[Dataset items]
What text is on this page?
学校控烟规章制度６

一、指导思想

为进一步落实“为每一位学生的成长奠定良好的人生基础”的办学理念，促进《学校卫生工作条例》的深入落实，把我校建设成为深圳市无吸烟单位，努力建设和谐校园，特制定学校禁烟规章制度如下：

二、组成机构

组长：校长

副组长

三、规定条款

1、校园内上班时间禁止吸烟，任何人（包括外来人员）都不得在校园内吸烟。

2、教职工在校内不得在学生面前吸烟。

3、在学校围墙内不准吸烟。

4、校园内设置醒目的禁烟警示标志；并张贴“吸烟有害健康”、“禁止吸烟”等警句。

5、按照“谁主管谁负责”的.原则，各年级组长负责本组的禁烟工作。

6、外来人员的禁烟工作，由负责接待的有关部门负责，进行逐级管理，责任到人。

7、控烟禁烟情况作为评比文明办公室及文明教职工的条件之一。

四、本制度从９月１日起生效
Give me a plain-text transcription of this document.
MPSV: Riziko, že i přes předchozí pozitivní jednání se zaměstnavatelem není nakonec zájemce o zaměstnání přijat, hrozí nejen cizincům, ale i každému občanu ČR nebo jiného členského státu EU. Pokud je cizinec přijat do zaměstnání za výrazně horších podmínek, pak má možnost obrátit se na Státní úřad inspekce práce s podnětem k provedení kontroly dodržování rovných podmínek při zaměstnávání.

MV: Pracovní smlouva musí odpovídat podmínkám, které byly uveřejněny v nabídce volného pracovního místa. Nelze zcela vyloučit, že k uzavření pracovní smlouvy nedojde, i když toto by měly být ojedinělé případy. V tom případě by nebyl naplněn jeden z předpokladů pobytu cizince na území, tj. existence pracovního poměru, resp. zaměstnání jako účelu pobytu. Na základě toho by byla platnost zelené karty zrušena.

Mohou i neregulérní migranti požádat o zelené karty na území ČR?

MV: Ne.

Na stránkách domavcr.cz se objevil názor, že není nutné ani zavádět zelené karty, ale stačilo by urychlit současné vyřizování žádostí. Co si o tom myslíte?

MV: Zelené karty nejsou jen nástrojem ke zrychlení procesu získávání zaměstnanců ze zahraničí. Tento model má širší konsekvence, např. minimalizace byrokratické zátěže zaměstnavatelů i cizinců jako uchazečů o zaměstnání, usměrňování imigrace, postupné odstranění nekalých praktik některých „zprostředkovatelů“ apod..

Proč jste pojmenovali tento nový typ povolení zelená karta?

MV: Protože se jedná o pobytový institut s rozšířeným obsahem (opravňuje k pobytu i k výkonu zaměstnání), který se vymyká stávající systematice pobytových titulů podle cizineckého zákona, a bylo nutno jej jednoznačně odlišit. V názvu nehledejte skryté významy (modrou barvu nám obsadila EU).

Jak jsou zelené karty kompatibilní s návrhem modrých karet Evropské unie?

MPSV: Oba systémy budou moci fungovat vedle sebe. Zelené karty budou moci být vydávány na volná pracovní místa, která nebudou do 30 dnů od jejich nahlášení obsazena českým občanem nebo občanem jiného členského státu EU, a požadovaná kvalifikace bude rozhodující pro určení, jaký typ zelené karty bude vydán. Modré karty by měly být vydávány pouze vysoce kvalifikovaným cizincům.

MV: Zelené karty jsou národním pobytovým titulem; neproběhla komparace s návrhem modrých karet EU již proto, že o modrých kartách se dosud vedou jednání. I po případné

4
---
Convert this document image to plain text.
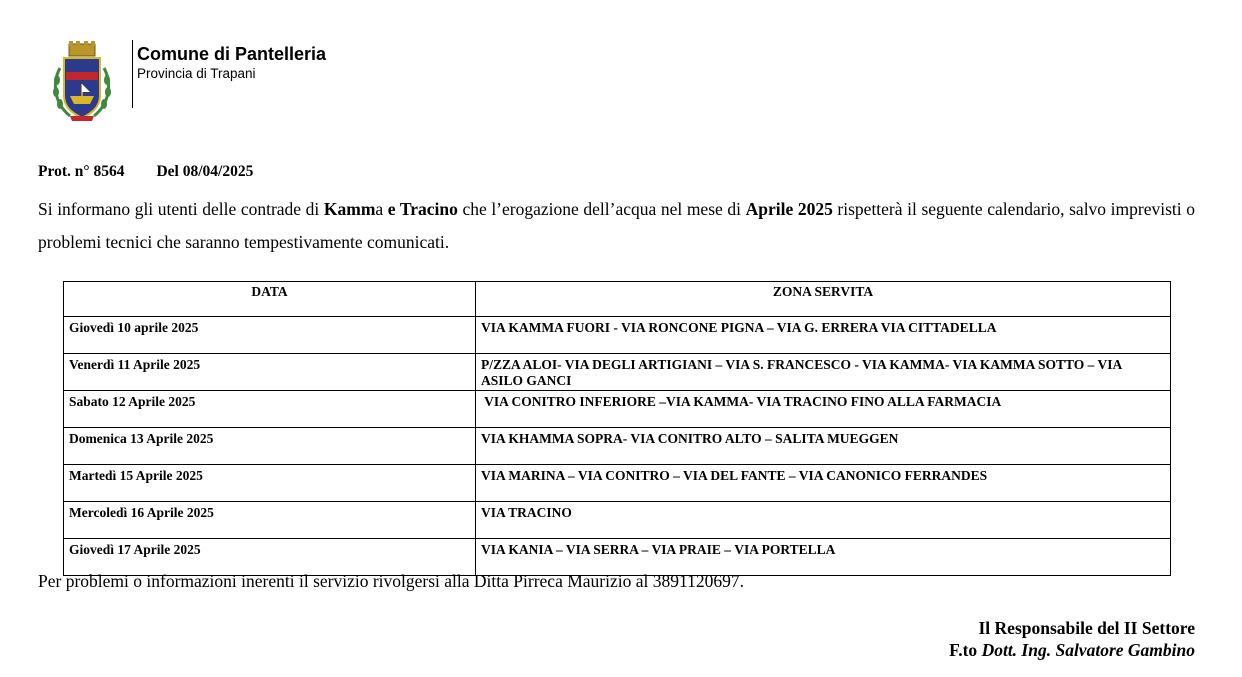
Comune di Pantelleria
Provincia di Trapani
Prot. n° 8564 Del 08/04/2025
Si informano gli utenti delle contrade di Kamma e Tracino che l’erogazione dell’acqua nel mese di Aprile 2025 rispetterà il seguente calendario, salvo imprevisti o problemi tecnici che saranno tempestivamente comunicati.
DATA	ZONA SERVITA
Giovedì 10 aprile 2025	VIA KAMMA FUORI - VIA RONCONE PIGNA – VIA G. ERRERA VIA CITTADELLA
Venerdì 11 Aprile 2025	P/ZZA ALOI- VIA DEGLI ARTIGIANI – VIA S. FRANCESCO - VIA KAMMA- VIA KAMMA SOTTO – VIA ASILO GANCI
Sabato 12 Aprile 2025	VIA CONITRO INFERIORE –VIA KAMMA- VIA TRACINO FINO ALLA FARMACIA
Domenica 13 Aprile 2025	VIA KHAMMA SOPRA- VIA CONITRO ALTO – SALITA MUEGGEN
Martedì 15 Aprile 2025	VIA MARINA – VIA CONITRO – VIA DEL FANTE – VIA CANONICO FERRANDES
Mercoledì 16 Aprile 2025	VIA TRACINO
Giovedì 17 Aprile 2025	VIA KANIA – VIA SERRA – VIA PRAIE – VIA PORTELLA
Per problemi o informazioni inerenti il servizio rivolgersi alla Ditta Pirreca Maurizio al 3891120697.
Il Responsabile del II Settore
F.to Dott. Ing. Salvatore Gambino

THE EXERCISE:
Using the material above, count the lines containing the word "Giovedì". Reply with the number alone.

RESPONSE BELOW:
2